Aim of the task -
Pick out each line with the word "河北坐炕头" from the material that follows.

Records to process -

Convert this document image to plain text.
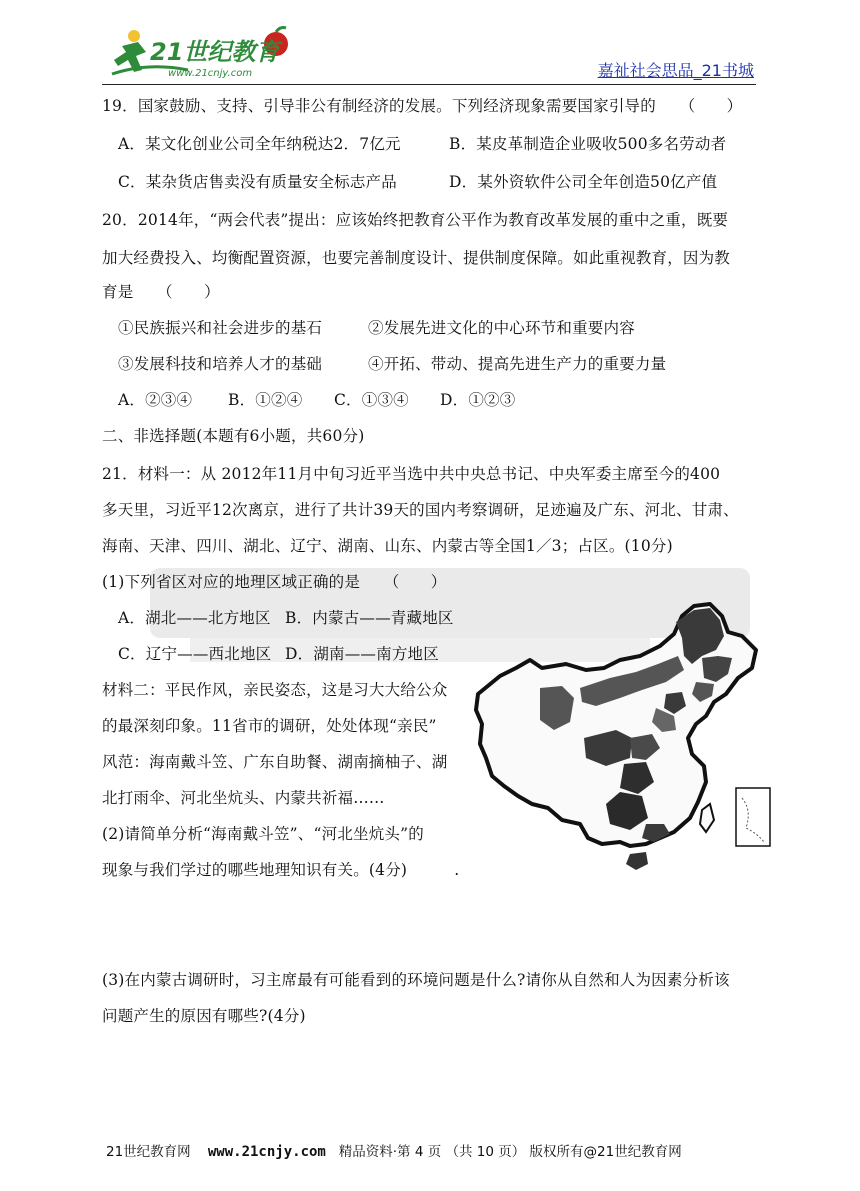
21世纪教育
www.21cnjy.com	嘉祉社会思品_21书城
19．国家鼓励、支持、引导非公有制经济的发展。下列经济现象需要国家引导的　　（　　）
A．某文化创业公司全年纳税达2．7亿元	B．某皮革制造企业吸收500多名劳动者
C．某杂货店售卖没有质量安全标志产品	D．某外资软件公司全年创造50亿产值
20．2014年，“两会代表”提出：应该始终把教育公平作为教育改革发展的重中之重，既要
加大经费投入、均衡配置资源，也要完善制度设计、提供制度保障。如此重视教育，因为教
育是　　（　　）
①民族振兴和社会进步的基石	②发展先进文化的中心环节和重要内容
③发展科技和培养人才的基础	④开拓、带动、提高先进生产力的重要力量
A．②③④ B．①②④ C．①③④ D．①②③
二、非选择题(本题有6小题，共60分)
21．材料一：从 2012年11月中旬习近平当选中共中央总书记、中央军委主席至今的400
多天里，习近平12次离京，进行了共计39天的国内考察调研，足迹遍及广东、河北、甘肃、
海南、天津、四川、湖北、辽宁、湖南、山东、内蒙古等全国1／3；占区。(10分)
(1)下列省区对应的地理区域正确的是　　（　　）
A．湖北——北方地区 B．内蒙古——青藏地区
C．辽宁——西北地区 D．湖南——南方地区
材料二：平民作风，亲民姿态，这是习大大给公众
的最深刻印象。11省市的调研，处处体现“亲民”
风范：海南戴斗笠、广东自助餐、湖南摘柚子、湖
北打雨伞、河北坐炕头、内蒙共祈福……
(2)请简单分析“海南戴斗笠”、“河北坐炕头”的
现象与我们学过的哪些地理知识有关。(4分)　　　.
(3)在内蒙古调研时，习主席最有可能看到的环境问题是什么?请你从自然和人为因素分析该
问题产生的原因有哪些?(4分)
21世纪教育网 www.21cnjy.com 精品资料·第 4 页 （共 10 页） 版权所有@21世纪教育网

Finished exercise -
北打雨伞、河北坐炕头、内蒙共祈福……
(2)请简单分析“海南戴斗笠”、“河北坐炕头”的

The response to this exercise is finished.